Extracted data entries
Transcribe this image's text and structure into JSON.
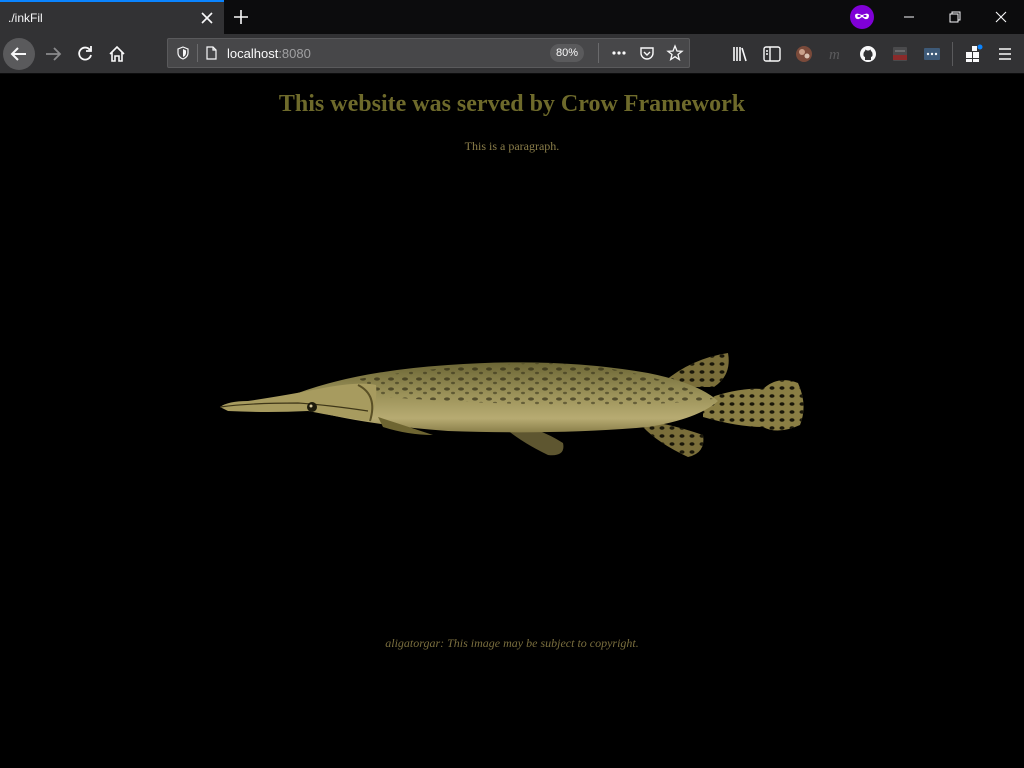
{
  "tab": {
    "title": "./inkFil"
  },
  "urlbar": {
    "host": "localhost",
    "port": ":8080",
    "zoom": "80%"
  },
  "page": {
    "title": "This website was served by Crow Framework",
    "paragraph": "This is a paragraph.",
    "image_alt": "aligatorgar",
    "caption": "aligatorgar: This image may be subject to copyright."
  },
  "colors": {
    "heading": "#6e6a2b",
    "text": "#8b7e4a",
    "background": "#000000",
    "tab_accent": "#0a84ff"
  },
  "icons": {
    "toolbar": [
      "library-icon",
      "sidebar-icon",
      "profile-avatar-icon",
      "extension-m-icon",
      "github-icon",
      "pdf-extension-icon",
      "more-extension-icon",
      "extensions-icon",
      "menu-icon"
    ]
  }
}
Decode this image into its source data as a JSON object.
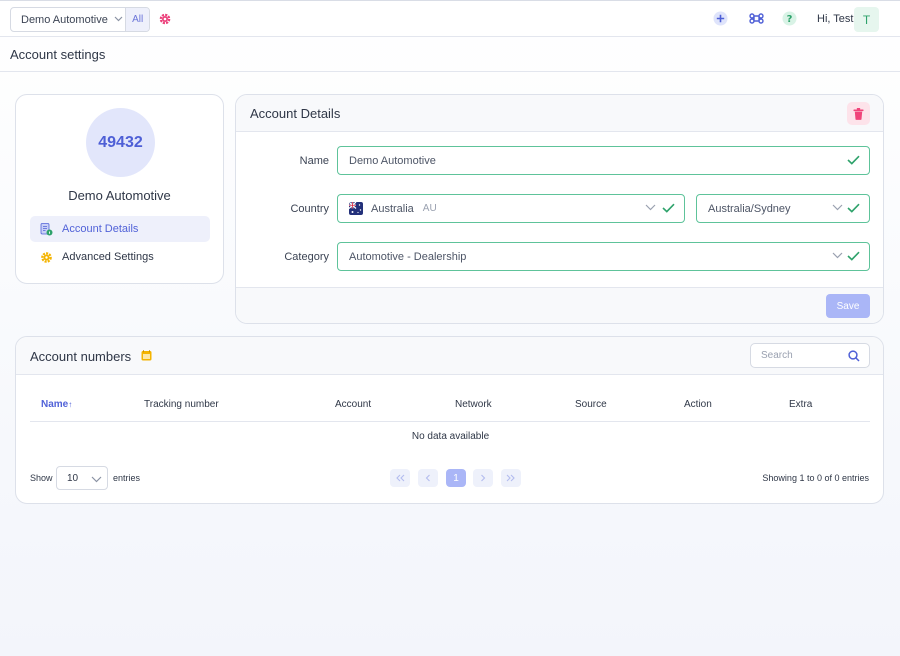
{
  "topbar": {
    "account_select": "Demo Automotive",
    "all_label": "All",
    "greeting": "Hi, Test",
    "avatar_initial": "T"
  },
  "page": {
    "title": "Account settings"
  },
  "profile": {
    "avatar_number": "49432",
    "name": "Demo Automotive",
    "menu": [
      {
        "label": "Account Details",
        "active": true,
        "icon": "document-info-icon"
      },
      {
        "label": "Advanced Settings",
        "active": false,
        "icon": "gear-icon"
      }
    ]
  },
  "details": {
    "title": "Account Details",
    "name_label": "Name",
    "name_value": "Demo Automotive",
    "country_label": "Country",
    "country_value": "Australia",
    "country_code": "AU",
    "timezone_value": "Australia/Sydney",
    "category_label": "Category",
    "category_value": "Automotive - Dealership",
    "save_label": "Save"
  },
  "numbers": {
    "title": "Account numbers",
    "search_placeholder": "Search",
    "columns": [
      "Name",
      "Tracking number",
      "Account",
      "Network",
      "Source",
      "Action",
      "Extra"
    ],
    "sorted_column": "Name",
    "sort_arrow": "↑",
    "no_data": "No data available",
    "show_label": "Show",
    "page_length": "10",
    "entries_label": "entries",
    "current_page": "1",
    "showing_text": "Showing 1 to 0 of 0 entries"
  },
  "colors": {
    "accent": "#5162d8",
    "valid": "#2ea26b",
    "danger": "#f0447a"
  }
}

→ What is being asked
Pictures are excluded; copy all other data exactly as shown.

→ The answer
Transcribe this image's text and structure into JSON.
{
  "tab": {
    "title": "./inkFil"
  },
  "urlbar": {
    "host": "localhost",
    "port": ":8080",
    "zoom": "80%"
  },
  "page": {
    "title": "This website was served by Crow Framework",
    "paragraph": "This is a paragraph.",
    "image_alt": "aligatorgar",
    "caption": "aligatorgar: This image may be subject to copyright."
  },
  "colors": {
    "heading": "#6e6a2b",
    "text": "#8b7e4a",
    "background": "#000000",
    "tab_accent": "#0a84ff"
  },
  "icons": {
    "toolbar": [
      "library-icon",
      "sidebar-icon",
      "profile-avatar-icon",
      "extension-m-icon",
      "github-icon",
      "pdf-extension-icon",
      "more-extension-icon",
      "extensions-icon",
      "menu-icon"
    ]
  }
}
Decode this image into its source data as a JSON object.
{
  "topbar": {
    "account_select": "Demo Automotive",
    "all_label": "All",
    "greeting": "Hi, Test",
    "avatar_initial": "T"
  },
  "page": {
    "title": "Account settings"
  },
  "profile": {
    "avatar_number": "49432",
    "name": "Demo Automotive",
    "menu": [
      {
        "label": "Account Details",
        "active": true,
        "icon": "document-info-icon"
      },
      {
        "label": "Advanced Settings",
        "active": false,
        "icon": "gear-icon"
      }
    ]
  },
  "details": {
    "title": "Account Details",
    "name_label": "Name",
    "name_value": "Demo Automotive",
    "country_label": "Country",
    "country_value": "Australia",
    "country_code": "AU",
    "timezone_value": "Australia/Sydney",
    "category_label": "Category",
    "category_value": "Automotive - Dealership",
    "save_label": "Save"
  },
  "numbers": {
    "title": "Account numbers",
    "search_placeholder": "Search",
    "columns": [
      "Name",
      "Tracking number",
      "Account",
      "Network",
      "Source",
      "Action",
      "Extra"
    ],
    "sorted_column": "Name",
    "sort_arrow": "↑",
    "no_data": "No data available",
    "show_label": "Show",
    "page_length": "10",
    "entries_label": "entries",
    "current_page": "1",
    "showing_text": "Showing 1 to 0 of 0 entries"
  },
  "colors": {
    "accent": "#5162d8",
    "valid": "#2ea26b",
    "danger": "#f0447a"
  }
}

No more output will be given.